• **EXERCISE INSTRUCTIONS**:
Say only how many lines contain the word "JSON".

• **INPUT FOR THIS TASK**:
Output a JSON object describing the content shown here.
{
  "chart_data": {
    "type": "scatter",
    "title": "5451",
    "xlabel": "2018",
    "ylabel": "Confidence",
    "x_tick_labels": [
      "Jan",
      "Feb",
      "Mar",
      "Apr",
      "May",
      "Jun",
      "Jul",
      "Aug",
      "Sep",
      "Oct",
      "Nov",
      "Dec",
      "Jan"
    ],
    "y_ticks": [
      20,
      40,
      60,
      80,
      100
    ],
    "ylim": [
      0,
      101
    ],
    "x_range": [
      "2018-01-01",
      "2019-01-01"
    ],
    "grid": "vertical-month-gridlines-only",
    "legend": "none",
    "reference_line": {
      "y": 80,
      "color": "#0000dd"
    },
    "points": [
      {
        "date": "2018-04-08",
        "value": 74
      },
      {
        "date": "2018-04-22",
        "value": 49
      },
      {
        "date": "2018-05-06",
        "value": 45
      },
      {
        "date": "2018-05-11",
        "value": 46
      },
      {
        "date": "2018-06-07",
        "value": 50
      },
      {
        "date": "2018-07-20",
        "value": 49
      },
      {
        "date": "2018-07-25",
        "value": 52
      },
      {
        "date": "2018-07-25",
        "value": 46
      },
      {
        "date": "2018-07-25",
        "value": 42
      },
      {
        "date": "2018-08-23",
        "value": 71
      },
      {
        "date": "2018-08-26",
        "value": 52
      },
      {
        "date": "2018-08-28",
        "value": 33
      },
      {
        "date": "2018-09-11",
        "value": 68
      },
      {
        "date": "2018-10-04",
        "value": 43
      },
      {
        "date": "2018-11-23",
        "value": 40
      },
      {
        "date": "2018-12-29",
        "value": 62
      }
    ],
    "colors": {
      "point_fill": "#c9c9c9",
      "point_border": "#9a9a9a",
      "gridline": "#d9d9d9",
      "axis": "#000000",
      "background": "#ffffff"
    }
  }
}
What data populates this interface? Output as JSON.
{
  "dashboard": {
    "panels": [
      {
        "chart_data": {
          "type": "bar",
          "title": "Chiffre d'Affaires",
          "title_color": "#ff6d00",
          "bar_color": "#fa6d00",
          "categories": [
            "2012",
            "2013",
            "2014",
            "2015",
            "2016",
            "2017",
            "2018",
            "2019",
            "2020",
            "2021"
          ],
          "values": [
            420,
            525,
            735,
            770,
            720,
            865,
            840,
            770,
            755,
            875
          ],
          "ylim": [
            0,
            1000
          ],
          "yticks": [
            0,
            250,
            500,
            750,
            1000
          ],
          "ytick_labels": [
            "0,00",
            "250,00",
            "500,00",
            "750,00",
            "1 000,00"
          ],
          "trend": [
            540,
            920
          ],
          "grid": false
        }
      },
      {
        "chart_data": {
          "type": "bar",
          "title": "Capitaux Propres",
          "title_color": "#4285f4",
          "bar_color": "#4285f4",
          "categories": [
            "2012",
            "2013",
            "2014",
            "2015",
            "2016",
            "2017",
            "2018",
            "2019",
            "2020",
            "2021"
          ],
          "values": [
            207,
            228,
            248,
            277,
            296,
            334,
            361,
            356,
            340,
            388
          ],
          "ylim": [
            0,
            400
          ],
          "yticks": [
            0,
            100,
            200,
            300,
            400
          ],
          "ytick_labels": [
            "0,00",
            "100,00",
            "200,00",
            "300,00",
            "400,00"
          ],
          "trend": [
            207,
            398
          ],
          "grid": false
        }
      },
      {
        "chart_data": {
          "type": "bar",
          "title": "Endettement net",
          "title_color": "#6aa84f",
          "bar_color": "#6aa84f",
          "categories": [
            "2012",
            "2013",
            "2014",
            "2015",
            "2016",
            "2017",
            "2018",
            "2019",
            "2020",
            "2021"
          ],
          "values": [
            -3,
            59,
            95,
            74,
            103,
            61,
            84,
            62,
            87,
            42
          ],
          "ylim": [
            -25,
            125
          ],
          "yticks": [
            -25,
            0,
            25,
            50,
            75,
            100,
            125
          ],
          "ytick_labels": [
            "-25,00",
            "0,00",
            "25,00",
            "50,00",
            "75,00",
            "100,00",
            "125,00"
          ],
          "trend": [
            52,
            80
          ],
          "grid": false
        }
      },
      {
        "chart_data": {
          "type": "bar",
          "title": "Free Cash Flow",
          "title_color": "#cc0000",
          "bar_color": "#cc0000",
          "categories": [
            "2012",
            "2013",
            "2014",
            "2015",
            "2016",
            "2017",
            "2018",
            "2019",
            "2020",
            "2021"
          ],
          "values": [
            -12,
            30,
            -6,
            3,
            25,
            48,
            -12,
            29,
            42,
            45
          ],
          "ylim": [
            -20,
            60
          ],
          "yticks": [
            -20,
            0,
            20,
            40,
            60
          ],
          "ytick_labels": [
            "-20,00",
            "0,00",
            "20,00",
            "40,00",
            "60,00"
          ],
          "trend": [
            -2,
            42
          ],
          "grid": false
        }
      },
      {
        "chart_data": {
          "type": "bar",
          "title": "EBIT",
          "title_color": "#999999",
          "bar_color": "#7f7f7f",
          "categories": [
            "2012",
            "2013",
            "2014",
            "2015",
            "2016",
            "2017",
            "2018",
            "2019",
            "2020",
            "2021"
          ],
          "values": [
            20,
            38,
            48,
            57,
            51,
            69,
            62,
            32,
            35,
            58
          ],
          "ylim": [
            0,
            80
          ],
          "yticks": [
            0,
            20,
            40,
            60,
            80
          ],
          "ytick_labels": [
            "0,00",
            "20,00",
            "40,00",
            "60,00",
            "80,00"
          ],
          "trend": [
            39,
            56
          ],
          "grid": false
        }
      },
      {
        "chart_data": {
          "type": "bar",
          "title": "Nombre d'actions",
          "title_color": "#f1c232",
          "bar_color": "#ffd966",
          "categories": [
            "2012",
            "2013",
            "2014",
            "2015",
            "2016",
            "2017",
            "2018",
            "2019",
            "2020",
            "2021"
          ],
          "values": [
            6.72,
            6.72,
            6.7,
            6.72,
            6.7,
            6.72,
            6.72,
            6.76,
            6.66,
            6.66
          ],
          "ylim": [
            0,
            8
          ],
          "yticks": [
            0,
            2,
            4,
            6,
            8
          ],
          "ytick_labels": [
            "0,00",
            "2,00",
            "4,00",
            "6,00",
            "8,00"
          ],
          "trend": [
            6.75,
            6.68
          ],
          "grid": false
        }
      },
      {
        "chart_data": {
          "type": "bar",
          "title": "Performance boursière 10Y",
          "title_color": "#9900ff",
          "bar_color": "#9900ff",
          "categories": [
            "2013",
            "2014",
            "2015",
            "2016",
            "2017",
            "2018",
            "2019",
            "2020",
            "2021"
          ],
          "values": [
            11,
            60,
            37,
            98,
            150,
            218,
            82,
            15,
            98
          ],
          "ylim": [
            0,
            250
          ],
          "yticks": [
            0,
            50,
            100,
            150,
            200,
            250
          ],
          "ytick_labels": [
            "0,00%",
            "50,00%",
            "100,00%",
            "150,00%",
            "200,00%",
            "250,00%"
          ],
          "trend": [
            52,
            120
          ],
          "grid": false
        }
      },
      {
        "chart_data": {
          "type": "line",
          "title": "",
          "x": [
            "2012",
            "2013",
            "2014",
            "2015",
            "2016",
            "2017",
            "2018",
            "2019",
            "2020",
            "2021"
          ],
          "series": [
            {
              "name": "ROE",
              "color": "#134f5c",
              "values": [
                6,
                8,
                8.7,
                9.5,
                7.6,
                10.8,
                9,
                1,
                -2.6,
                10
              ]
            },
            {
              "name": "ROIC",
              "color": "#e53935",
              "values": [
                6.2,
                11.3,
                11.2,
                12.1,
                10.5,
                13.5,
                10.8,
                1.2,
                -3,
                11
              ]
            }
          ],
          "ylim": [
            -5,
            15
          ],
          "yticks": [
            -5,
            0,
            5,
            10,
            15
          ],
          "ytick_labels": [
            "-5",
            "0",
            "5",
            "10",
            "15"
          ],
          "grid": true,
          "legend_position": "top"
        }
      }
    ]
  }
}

• **EXERCISE RESULT**:
2